DIRECTIVE — Reproduce every line of the listing below verbatim.

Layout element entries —
-------------------------

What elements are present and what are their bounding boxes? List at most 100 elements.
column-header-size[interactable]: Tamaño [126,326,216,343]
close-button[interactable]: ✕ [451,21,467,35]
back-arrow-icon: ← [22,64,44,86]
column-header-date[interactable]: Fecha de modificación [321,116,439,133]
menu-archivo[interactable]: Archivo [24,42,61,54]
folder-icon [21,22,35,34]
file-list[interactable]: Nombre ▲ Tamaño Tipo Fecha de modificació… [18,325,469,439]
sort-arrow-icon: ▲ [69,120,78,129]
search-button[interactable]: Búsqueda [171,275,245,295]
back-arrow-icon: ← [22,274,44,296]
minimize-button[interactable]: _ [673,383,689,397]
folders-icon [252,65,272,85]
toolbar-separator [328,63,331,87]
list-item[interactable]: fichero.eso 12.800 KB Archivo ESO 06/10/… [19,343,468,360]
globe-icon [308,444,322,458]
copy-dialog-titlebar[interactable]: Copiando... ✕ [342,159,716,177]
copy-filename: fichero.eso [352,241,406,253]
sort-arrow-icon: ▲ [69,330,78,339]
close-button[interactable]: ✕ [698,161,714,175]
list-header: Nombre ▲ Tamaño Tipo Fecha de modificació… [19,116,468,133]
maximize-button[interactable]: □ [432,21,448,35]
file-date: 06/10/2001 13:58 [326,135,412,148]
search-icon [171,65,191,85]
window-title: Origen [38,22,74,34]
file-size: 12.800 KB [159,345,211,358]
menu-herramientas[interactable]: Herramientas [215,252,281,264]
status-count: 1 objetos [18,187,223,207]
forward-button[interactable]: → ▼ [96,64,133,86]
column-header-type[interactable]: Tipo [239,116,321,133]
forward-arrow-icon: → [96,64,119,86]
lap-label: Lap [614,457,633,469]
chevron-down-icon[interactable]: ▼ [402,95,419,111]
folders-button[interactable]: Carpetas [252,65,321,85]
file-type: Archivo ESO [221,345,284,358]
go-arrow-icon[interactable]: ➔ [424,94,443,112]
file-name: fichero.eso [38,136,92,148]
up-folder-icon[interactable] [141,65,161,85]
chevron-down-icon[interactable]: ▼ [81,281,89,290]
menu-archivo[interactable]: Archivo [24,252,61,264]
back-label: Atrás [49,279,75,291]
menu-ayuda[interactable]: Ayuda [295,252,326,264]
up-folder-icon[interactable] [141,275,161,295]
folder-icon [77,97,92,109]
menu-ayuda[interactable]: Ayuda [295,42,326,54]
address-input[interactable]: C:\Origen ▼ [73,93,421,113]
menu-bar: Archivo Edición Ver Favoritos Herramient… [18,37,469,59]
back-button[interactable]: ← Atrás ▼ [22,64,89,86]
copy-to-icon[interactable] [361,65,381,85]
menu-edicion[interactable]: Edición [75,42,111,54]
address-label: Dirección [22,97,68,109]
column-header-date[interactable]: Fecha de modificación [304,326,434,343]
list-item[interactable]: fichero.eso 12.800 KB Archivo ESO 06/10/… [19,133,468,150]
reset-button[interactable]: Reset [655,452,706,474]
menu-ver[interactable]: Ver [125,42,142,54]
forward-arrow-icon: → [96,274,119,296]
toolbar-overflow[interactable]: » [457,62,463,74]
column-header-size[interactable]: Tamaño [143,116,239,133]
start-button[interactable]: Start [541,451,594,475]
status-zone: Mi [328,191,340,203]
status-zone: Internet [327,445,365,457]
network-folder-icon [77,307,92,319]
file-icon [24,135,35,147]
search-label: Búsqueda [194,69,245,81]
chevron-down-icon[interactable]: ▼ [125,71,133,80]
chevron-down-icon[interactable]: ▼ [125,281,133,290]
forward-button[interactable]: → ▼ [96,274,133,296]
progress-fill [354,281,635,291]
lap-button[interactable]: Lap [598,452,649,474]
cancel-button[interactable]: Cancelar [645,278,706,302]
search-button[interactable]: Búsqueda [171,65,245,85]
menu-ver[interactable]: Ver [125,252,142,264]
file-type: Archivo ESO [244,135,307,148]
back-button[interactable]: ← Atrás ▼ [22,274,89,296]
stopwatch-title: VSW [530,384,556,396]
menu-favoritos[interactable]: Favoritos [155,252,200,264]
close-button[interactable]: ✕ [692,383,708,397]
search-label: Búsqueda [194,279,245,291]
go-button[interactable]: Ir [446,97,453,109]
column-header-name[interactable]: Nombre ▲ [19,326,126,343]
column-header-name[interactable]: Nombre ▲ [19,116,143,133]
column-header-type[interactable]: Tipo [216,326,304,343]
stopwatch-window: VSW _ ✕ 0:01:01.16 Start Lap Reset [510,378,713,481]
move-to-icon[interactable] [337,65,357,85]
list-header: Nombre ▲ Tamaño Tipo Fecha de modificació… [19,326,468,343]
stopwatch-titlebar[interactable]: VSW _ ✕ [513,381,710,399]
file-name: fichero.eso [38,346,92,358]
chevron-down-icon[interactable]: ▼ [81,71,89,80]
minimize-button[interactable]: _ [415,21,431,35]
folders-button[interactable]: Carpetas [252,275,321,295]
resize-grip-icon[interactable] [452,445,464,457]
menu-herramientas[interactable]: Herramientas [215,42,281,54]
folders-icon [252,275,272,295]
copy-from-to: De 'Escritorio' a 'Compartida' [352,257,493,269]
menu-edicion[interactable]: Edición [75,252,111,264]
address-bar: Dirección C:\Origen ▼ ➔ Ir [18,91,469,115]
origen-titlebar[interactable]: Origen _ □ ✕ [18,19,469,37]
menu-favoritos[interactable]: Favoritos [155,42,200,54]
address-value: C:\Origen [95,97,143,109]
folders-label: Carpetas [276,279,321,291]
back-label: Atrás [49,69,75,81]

-------------------------

RESPONSE FOR THIS EXERCISE —
What elements are present and what are their bounding boxes? List at most 100 elements.
column-header-size[interactable]: Tamaño [126,326,216,343]
close-button[interactable]: ✕ [451,21,467,35]
back-arrow-icon: ← [22,64,44,86]
column-header-date[interactable]: Fecha de modificación [321,116,439,133]
menu-archivo[interactable]: Archivo [24,42,61,54]
folder-icon [21,22,35,34]
file-list[interactable]: Nombre ▲ Tamaño Tipo Fecha de modificació… [18,325,469,439]
sort-arrow-icon: ▲ [69,120,78,129]
search-button[interactable]: Búsqueda [171,275,245,295]
back-arrow-icon: ← [22,274,44,296]
minimize-button[interactable]: _ [673,383,689,397]
folders-icon [252,65,272,85]
toolbar-separator [328,63,331,87]
list-item[interactable]: fichero.eso 12.800 KB Archivo ESO 06/10/… [19,343,468,360]
globe-icon [308,444,322,458]
copy-dialog-titlebar[interactable]: Copiando... ✕ [342,159,716,177]
copy-filename: fichero.eso [352,241,406,253]
sort-arrow-icon: ▲ [69,330,78,339]
close-button[interactable]: ✕ [698,161,714,175]
list-header: Nombre ▲ Tamaño Tipo Fecha de modificació… [19,116,468,133]
maximize-button[interactable]: □ [432,21,448,35]
file-date: 06/10/2001 13:58 [326,135,412,148]
search-icon [171,65,191,85]
window-title: Origen [38,22,74,34]
file-size: 12.800 KB [159,345,211,358]
menu-herramientas[interactable]: Herramientas [215,252,281,264]
status-count: 1 objetos [18,187,223,207]
forward-button[interactable]: → ▼ [96,64,133,86]
column-header-type[interactable]: Tipo [239,116,321,133]
forward-arrow-icon: → [96,64,119,86]
lap-label: Lap [614,457,633,469]
chevron-down-icon[interactable]: ▼ [402,95,419,111]
folders-button[interactable]: Carpetas [252,65,321,85]
file-type: Archivo ESO [221,345,284,358]
go-arrow-icon[interactable]: ➔ [424,94,443,112]
file-name: fichero.eso [38,136,92,148]
up-folder-icon[interactable] [141,65,161,85]
chevron-down-icon[interactable]: ▼ [81,281,89,290]
menu-archivo[interactable]: Archivo [24,252,61,264]
back-label: Atrás [49,279,75,291]
menu-ayuda[interactable]: Ayuda [295,252,326,264]
up-folder-icon[interactable] [141,275,161,295]
folder-icon [77,97,92,109]
menu-ayuda[interactable]: Ayuda [295,42,326,54]
address-input[interactable]: C:\Origen ▼ [73,93,421,113]
menu-bar: Archivo Edición Ver Favoritos Herramient… [18,37,469,59]
back-button[interactable]: ← Atrás ▼ [22,64,89,86]
copy-to-icon[interactable] [361,65,381,85]
menu-edicion[interactable]: Edición [75,42,111,54]
address-label: Dirección [22,97,68,109]
column-header-date[interactable]: Fecha de modificación [304,326,434,343]
list-item[interactable]: fichero.eso 12.800 KB Archivo ESO 06/10/… [19,133,468,150]
reset-button[interactable]: Reset [655,452,706,474]
menu-ver[interactable]: Ver [125,42,142,54]
forward-arrow-icon: → [96,274,119,296]
toolbar-overflow[interactable]: » [457,62,463,74]
column-header-size[interactable]: Tamaño [143,116,239,133]
start-button[interactable]: Start [541,451,594,475]
status-zone: Mi [328,191,340,203]
status-zone: Internet [327,445,365,457]
network-folder-icon [77,307,92,319]
file-icon [24,135,35,147]
search-label: Búsqueda [194,69,245,81]
chevron-down-icon[interactable]: ▼ [125,71,133,80]
chevron-down-icon[interactable]: ▼ [125,281,133,290]
forward-button[interactable]: → ▼ [96,274,133,296]
progress-fill [354,281,635,291]
lap-button[interactable]: Lap [598,452,649,474]
cancel-button[interactable]: Cancelar [645,278,706,302]
search-button[interactable]: Búsqueda [171,65,245,85]
menu-ver[interactable]: Ver [125,252,142,264]
file-type: Archivo ESO [244,135,307,148]
back-button[interactable]: ← Atrás ▼ [22,274,89,296]
stopwatch-title: VSW [530,384,556,396]
menu-favoritos[interactable]: Favoritos [155,252,200,264]
close-button[interactable]: ✕ [692,383,708,397]
search-label: Búsqueda [194,279,245,291]
go-button[interactable]: Ir [446,97,453,109]
column-header-name[interactable]: Nombre ▲ [19,326,126,343]
column-header-name[interactable]: Nombre ▲ [19,116,143,133]
column-header-type[interactable]: Tipo [216,326,304,343]
stopwatch-window: VSW _ ✕ 0:01:01.16 Start Lap Reset [510,378,713,481]
move-to-icon[interactable] [337,65,357,85]
list-header: Nombre ▲ Tamaño Tipo Fecha de modificació… [19,326,468,343]
stopwatch-titlebar[interactable]: VSW _ ✕ [513,381,710,399]
file-name: fichero.eso [38,346,92,358]
chevron-down-icon[interactable]: ▼ [81,71,89,80]
minimize-button[interactable]: _ [415,21,431,35]
folders-button[interactable]: Carpetas [252,275,321,295]
resize-grip-icon[interactable] [452,445,464,457]
menu-herramientas[interactable]: Herramientas [215,42,281,54]
folders-icon [252,275,272,295]
copy-from-to: De 'Escritorio' a 'Compartida' [352,257,493,269]
menu-edicion[interactable]: Edición [75,252,111,264]
address-bar: Dirección C:\Origen ▼ ➔ Ir [18,91,469,115]
origen-titlebar[interactable]: Origen _ □ ✕ [18,19,469,37]
menu-favoritos[interactable]: Favoritos [155,42,200,54]
address-value: C:\Origen [95,97,143,109]
folders-label: Carpetas [276,279,321,291]
back-label: Atrás [49,69,75,81]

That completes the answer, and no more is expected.